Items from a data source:
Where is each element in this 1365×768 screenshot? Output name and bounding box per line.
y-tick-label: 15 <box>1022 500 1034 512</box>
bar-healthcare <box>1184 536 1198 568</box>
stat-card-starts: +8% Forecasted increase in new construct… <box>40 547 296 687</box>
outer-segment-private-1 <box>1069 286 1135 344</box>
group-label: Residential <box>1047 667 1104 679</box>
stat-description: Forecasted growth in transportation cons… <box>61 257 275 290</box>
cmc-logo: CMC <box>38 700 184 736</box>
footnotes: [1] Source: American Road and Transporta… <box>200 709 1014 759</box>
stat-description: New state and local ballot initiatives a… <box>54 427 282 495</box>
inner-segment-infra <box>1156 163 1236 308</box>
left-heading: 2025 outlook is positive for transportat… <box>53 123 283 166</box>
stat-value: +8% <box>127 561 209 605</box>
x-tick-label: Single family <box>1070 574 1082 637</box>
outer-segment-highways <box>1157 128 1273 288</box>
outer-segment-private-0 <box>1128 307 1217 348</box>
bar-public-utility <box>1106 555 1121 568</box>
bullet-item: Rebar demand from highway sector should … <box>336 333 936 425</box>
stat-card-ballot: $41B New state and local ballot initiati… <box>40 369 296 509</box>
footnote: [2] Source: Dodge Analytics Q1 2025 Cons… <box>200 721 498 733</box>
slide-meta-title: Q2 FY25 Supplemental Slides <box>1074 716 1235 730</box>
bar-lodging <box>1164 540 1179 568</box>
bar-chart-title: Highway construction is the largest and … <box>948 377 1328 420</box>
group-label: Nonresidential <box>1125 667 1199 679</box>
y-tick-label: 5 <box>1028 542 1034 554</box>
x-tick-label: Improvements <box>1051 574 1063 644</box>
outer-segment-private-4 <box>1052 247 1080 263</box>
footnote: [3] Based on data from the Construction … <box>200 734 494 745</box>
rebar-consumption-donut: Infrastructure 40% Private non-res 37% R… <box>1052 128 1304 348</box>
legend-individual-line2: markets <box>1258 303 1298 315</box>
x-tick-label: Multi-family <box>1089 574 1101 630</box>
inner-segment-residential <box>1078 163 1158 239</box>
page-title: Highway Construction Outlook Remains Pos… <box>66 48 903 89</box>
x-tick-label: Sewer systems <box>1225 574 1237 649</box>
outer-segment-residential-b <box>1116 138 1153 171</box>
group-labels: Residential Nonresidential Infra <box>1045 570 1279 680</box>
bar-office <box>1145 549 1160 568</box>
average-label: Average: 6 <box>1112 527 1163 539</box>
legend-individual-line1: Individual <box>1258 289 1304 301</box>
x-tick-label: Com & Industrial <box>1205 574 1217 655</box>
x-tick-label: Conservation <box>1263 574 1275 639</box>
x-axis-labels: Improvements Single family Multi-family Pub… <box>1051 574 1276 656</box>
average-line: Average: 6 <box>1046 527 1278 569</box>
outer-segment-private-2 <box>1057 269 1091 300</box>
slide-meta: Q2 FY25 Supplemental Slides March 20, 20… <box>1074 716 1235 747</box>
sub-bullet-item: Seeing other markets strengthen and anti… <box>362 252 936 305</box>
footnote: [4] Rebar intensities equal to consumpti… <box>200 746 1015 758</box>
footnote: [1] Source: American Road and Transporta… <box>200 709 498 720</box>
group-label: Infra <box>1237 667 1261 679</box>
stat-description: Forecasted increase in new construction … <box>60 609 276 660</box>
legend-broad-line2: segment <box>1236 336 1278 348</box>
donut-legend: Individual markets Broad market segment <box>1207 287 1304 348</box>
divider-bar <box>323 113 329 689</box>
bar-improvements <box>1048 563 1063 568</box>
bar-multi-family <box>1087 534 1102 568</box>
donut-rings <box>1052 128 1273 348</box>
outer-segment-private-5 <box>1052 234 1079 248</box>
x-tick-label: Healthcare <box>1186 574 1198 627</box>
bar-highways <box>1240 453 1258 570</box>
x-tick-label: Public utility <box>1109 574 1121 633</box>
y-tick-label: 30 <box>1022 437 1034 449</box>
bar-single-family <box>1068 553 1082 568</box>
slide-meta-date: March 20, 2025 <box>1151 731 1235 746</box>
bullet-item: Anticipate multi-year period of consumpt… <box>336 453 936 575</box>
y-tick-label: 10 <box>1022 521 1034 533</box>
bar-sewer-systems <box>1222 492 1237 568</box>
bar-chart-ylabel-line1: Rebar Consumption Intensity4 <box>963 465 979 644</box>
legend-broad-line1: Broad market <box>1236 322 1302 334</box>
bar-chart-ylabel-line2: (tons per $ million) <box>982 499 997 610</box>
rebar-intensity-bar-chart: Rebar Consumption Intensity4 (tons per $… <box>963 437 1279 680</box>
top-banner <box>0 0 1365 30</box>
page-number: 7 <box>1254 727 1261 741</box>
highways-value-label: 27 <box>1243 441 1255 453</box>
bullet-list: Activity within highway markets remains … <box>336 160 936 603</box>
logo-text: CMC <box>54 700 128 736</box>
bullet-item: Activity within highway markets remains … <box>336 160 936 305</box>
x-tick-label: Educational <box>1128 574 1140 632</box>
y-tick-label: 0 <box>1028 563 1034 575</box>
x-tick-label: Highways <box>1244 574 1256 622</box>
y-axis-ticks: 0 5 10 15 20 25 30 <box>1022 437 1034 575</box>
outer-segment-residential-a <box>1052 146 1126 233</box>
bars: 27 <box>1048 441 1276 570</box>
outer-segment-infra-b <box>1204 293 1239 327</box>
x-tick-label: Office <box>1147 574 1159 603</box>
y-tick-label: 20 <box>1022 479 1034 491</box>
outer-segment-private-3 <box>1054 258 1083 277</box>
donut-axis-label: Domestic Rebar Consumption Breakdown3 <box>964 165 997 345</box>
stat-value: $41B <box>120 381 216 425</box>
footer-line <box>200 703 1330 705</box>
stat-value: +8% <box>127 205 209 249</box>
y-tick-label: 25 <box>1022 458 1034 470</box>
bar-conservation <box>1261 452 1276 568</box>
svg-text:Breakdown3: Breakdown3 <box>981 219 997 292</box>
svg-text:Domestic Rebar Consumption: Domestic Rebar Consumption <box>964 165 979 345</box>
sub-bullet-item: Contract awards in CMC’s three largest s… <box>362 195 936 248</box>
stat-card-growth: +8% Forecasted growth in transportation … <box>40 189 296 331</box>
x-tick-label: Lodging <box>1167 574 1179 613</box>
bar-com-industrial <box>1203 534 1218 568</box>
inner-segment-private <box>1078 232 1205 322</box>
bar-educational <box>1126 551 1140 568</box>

- The request
Can you write out all of these entries again, replacing every "stat-value" with "stat-number" and leaving everything else unchanged?

- Task response
Where is each element in this 1365×768 screenshot? Output name and bounding box per line.
y-tick-label: 15 <box>1022 500 1034 512</box>
bar-healthcare <box>1184 536 1198 568</box>
stat-card-starts: +8% Forecasted increase in new construct… <box>40 547 296 687</box>
outer-segment-private-1 <box>1069 286 1135 344</box>
group-label: Residential <box>1047 667 1104 679</box>
stat-description: Forecasted growth in transportation cons… <box>61 257 275 290</box>
cmc-logo: CMC <box>38 700 184 736</box>
footnotes: [1] Source: American Road and Transporta… <box>200 709 1014 759</box>
stat-description: New state and local ballot initiatives a… <box>54 427 282 495</box>
inner-segment-infra <box>1156 163 1236 308</box>
left-heading: 2025 outlook is positive for transportat… <box>53 123 283 166</box>
stat-number: +8% <box>127 561 209 605</box>
x-tick-label: Single family <box>1070 574 1082 637</box>
outer-segment-highways <box>1157 128 1273 288</box>
outer-segment-private-0 <box>1128 307 1217 348</box>
bar-public-utility <box>1106 555 1121 568</box>
bullet-item: Rebar demand from highway sector should … <box>336 333 936 425</box>
stat-card-ballot: $41B New state and local ballot initiati… <box>40 369 296 509</box>
footnote: [2] Source: Dodge Analytics Q1 2025 Cons… <box>200 721 498 733</box>
slide-meta-title: Q2 FY25 Supplemental Slides <box>1074 716 1235 730</box>
bar-lodging <box>1164 540 1179 568</box>
bar-chart-title: Highway construction is the largest and … <box>948 377 1328 420</box>
group-label: Nonresidential <box>1125 667 1199 679</box>
y-tick-label: 5 <box>1028 542 1034 554</box>
x-tick-label: Improvements <box>1051 574 1063 644</box>
outer-segment-private-4 <box>1052 247 1080 263</box>
footnote: [3] Based on data from the Construction … <box>200 734 494 745</box>
rebar-consumption-donut: Infrastructure 40% Private non-res 37% R… <box>1052 128 1304 348</box>
legend-individual-line2: markets <box>1258 303 1298 315</box>
x-tick-label: Multi-family <box>1089 574 1101 630</box>
inner-segment-residential <box>1078 163 1158 239</box>
page-title: Highway Construction Outlook Remains Pos… <box>66 48 903 89</box>
x-tick-label: Sewer systems <box>1225 574 1237 649</box>
outer-segment-residential-b <box>1116 138 1153 171</box>
group-labels: Residential Nonresidential Infra <box>1045 570 1279 680</box>
bar-office <box>1145 549 1160 568</box>
average-label: Average: 6 <box>1112 527 1163 539</box>
legend-individual-line1: Individual <box>1258 289 1304 301</box>
x-tick-label: Com & Industrial <box>1205 574 1217 655</box>
x-tick-label: Conservation <box>1263 574 1275 639</box>
x-axis-labels: Improvements Single family Multi-family Pub… <box>1051 574 1276 656</box>
average-line: Average: 6 <box>1046 527 1278 569</box>
outer-segment-private-2 <box>1057 269 1091 300</box>
slide-meta: Q2 FY25 Supplemental Slides March 20, 20… <box>1074 716 1235 747</box>
sub-bullet-item: Seeing other markets strengthen and anti… <box>362 252 936 305</box>
footnote: [4] Rebar intensities equal to consumpti… <box>200 746 1015 758</box>
footnote: [1] Source: American Road and Transporta… <box>200 709 498 720</box>
group-label: Infra <box>1237 667 1261 679</box>
stat-description: Forecasted increase in new construction … <box>60 609 276 660</box>
legend-broad-line2: segment <box>1236 336 1278 348</box>
donut-legend: Individual markets Broad market segment <box>1207 287 1304 348</box>
divider-bar <box>323 113 329 689</box>
bar-improvements <box>1048 563 1063 568</box>
bar-multi-family <box>1087 534 1102 568</box>
donut-rings <box>1052 128 1273 348</box>
outer-segment-private-5 <box>1052 234 1079 248</box>
x-tick-label: Healthcare <box>1186 574 1198 627</box>
bar-highways <box>1240 453 1258 570</box>
x-tick-label: Public utility <box>1109 574 1121 633</box>
y-tick-label: 30 <box>1022 437 1034 449</box>
bar-single-family <box>1068 553 1082 568</box>
slide-meta-date: March 20, 2025 <box>1151 731 1235 746</box>
bullet-item: Anticipate multi-year period of consumpt… <box>336 453 936 575</box>
y-tick-label: 10 <box>1022 521 1034 533</box>
bar-sewer-systems <box>1222 492 1237 568</box>
bar-chart-ylabel-line1: Rebar Consumption Intensity4 <box>963 465 979 644</box>
legend-broad-line1: Broad market <box>1236 322 1302 334</box>
bar-chart-ylabel-line2: (tons per $ million) <box>982 499 997 610</box>
rebar-intensity-bar-chart: Rebar Consumption Intensity4 (tons per $… <box>963 437 1279 680</box>
top-banner <box>0 0 1365 30</box>
page-number: 7 <box>1254 727 1261 741</box>
highways-value-label: 27 <box>1243 441 1255 453</box>
bullet-list: Activity within highway markets remains … <box>336 160 936 603</box>
logo-text: CMC <box>54 700 128 736</box>
bullet-item: Activity within highway markets remains … <box>336 160 936 305</box>
x-tick-label: Educational <box>1128 574 1140 632</box>
y-tick-label: 0 <box>1028 563 1034 575</box>
x-tick-label: Highways <box>1244 574 1256 622</box>
y-axis-ticks: 0 5 10 15 20 25 30 <box>1022 437 1034 575</box>
outer-segment-residential-a <box>1052 146 1126 233</box>
bars: 27 <box>1048 441 1276 570</box>
outer-segment-infra-b <box>1204 293 1239 327</box>
x-tick-label: Office <box>1147 574 1159 603</box>
y-tick-label: 20 <box>1022 479 1034 491</box>
outer-segment-private-3 <box>1054 258 1083 277</box>
donut-axis-label: Domestic Rebar Consumption Breakdown3 <box>964 165 997 345</box>
stat-number: $41B <box>120 381 216 425</box>
footer-line <box>200 703 1330 705</box>
stat-number: +8% <box>127 205 209 249</box>
y-tick-label: 25 <box>1022 458 1034 470</box>
bar-conservation <box>1261 452 1276 568</box>
svg-text:Breakdown3: Breakdown3 <box>981 219 997 292</box>
svg-text:Domestic Rebar Consumption: Domestic Rebar Consumption <box>964 165 979 345</box>
sub-bullet-item: Contract awards in CMC’s three largest s… <box>362 195 936 248</box>
stat-card-growth: +8% Forecasted growth in transportation … <box>40 189 296 331</box>
x-tick-label: Lodging <box>1167 574 1179 613</box>
bar-com-industrial <box>1203 534 1218 568</box>
inner-segment-private <box>1078 232 1205 322</box>
bar-educational <box>1126 551 1140 568</box>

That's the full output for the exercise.